--- begin ---

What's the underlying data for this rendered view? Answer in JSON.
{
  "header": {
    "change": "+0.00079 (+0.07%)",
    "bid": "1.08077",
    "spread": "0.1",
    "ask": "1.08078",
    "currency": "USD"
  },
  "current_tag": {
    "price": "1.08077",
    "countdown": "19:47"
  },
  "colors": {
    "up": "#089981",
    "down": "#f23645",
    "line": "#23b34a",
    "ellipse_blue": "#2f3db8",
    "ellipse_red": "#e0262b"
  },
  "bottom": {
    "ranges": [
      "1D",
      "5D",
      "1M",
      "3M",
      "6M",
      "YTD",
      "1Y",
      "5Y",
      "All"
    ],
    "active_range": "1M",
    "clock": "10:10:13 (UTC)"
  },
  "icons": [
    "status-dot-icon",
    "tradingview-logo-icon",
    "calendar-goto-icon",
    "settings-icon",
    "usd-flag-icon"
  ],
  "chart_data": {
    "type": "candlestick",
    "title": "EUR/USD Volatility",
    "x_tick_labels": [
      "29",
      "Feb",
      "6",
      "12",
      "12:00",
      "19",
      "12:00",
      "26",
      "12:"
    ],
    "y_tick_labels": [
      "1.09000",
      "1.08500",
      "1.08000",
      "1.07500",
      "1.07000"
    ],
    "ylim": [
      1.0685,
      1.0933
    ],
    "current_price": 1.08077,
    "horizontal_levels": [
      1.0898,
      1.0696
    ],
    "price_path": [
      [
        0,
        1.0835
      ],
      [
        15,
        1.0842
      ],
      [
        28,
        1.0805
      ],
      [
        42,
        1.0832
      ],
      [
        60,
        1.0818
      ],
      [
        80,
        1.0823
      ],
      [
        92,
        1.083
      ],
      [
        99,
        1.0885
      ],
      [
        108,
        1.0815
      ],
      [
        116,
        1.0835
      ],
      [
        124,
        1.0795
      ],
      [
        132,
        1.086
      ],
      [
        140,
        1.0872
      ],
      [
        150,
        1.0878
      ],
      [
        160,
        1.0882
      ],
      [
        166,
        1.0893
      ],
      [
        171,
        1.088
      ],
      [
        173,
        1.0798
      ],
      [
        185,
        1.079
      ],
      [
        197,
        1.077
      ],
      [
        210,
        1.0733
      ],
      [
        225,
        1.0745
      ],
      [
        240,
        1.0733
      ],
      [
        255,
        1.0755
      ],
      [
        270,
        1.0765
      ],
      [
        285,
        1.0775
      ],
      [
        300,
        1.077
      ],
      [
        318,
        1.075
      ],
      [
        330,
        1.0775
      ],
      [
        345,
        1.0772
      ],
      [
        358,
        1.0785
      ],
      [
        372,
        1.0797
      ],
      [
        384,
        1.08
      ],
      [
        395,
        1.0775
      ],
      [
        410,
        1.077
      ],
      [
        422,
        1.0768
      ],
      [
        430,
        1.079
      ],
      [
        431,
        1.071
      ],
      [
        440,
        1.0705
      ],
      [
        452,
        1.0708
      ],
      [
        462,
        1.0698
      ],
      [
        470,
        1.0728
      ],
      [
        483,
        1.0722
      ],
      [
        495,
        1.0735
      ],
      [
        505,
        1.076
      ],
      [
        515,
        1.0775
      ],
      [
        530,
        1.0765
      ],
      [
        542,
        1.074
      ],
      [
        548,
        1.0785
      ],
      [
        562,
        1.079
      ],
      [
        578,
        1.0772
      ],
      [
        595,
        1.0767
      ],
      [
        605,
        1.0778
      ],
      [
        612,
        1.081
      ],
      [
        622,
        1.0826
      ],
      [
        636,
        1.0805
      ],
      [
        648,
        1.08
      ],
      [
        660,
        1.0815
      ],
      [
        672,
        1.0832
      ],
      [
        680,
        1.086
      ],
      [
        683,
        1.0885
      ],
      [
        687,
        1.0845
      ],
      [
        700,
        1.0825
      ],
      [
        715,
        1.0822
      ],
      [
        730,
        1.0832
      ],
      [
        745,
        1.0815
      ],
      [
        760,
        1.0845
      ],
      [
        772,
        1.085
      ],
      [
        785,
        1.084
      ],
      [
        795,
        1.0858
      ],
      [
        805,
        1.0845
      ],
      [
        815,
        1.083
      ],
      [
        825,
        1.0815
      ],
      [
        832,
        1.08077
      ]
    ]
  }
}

--- end ---

• [Aim of the exercise] Take the data above and return it exactly.

• [Solution for this exercise]
What's the underlying data for this rendered view? Answer in JSON.
{
  "header": {
    "change": "+0.00079 (+0.07%)",
    "bid": "1.08077",
    "spread": "0.1",
    "ask": "1.08078",
    "currency": "USD"
  },
  "current_tag": {
    "price": "1.08077",
    "countdown": "19:47"
  },
  "colors": {
    "up": "#089981",
    "down": "#f23645",
    "line": "#23b34a",
    "ellipse_blue": "#2f3db8",
    "ellipse_red": "#e0262b"
  },
  "bottom": {
    "ranges": [
      "1D",
      "5D",
      "1M",
      "3M",
      "6M",
      "YTD",
      "1Y",
      "5Y",
      "All"
    ],
    "active_range": "1M",
    "clock": "10:10:13 (UTC)"
  },
  "icons": [
    "status-dot-icon",
    "tradingview-logo-icon",
    "calendar-goto-icon",
    "settings-icon",
    "usd-flag-icon"
  ],
  "chart_data": {
    "type": "candlestick",
    "title": "EUR/USD Volatility",
    "x_tick_labels": [
      "29",
      "Feb",
      "6",
      "12",
      "12:00",
      "19",
      "12:00",
      "26",
      "12:"
    ],
    "y_tick_labels": [
      "1.09000",
      "1.08500",
      "1.08000",
      "1.07500",
      "1.07000"
    ],
    "ylim": [
      1.0685,
      1.0933
    ],
    "current_price": 1.08077,
    "horizontal_levels": [
      1.0898,
      1.0696
    ],
    "price_path": [
      [
        0,
        1.0835
      ],
      [
        15,
        1.0842
      ],
      [
        28,
        1.0805
      ],
      [
        42,
        1.0832
      ],
      [
        60,
        1.0818
      ],
      [
        80,
        1.0823
      ],
      [
        92,
        1.083
      ],
      [
        99,
        1.0885
      ],
      [
        108,
        1.0815
      ],
      [
        116,
        1.0835
      ],
      [
        124,
        1.0795
      ],
      [
        132,
        1.086
      ],
      [
        140,
        1.0872
      ],
      [
        150,
        1.0878
      ],
      [
        160,
        1.0882
      ],
      [
        166,
        1.0893
      ],
      [
        171,
        1.088
      ],
      [
        173,
        1.0798
      ],
      [
        185,
        1.079
      ],
      [
        197,
        1.077
      ],
      [
        210,
        1.0733
      ],
      [
        225,
        1.0745
      ],
      [
        240,
        1.0733
      ],
      [
        255,
        1.0755
      ],
      [
        270,
        1.0765
      ],
      [
        285,
        1.0775
      ],
      [
        300,
        1.077
      ],
      [
        318,
        1.075
      ],
      [
        330,
        1.0775
      ],
      [
        345,
        1.0772
      ],
      [
        358,
        1.0785
      ],
      [
        372,
        1.0797
      ],
      [
        384,
        1.08
      ],
      [
        395,
        1.0775
      ],
      [
        410,
        1.077
      ],
      [
        422,
        1.0768
      ],
      [
        430,
        1.079
      ],
      [
        431,
        1.071
      ],
      [
        440,
        1.0705
      ],
      [
        452,
        1.0708
      ],
      [
        462,
        1.0698
      ],
      [
        470,
        1.0728
      ],
      [
        483,
        1.0722
      ],
      [
        495,
        1.0735
      ],
      [
        505,
        1.076
      ],
      [
        515,
        1.0775
      ],
      [
        530,
        1.0765
      ],
      [
        542,
        1.074
      ],
      [
        548,
        1.0785
      ],
      [
        562,
        1.079
      ],
      [
        578,
        1.0772
      ],
      [
        595,
        1.0767
      ],
      [
        605,
        1.0778
      ],
      [
        612,
        1.081
      ],
      [
        622,
        1.0826
      ],
      [
        636,
        1.0805
      ],
      [
        648,
        1.08
      ],
      [
        660,
        1.0815
      ],
      [
        672,
        1.0832
      ],
      [
        680,
        1.086
      ],
      [
        683,
        1.0885
      ],
      [
        687,
        1.0845
      ],
      [
        700,
        1.0825
      ],
      [
        715,
        1.0822
      ],
      [
        730,
        1.0832
      ],
      [
        745,
        1.0815
      ],
      [
        760,
        1.0845
      ],
      [
        772,
        1.085
      ],
      [
        785,
        1.084
      ],
      [
        795,
        1.0858
      ],
      [
        805,
        1.0845
      ],
      [
        815,
        1.083
      ],
      [
        825,
        1.0815
      ],
      [
        832,
        1.08077
      ]
    ]
  }
}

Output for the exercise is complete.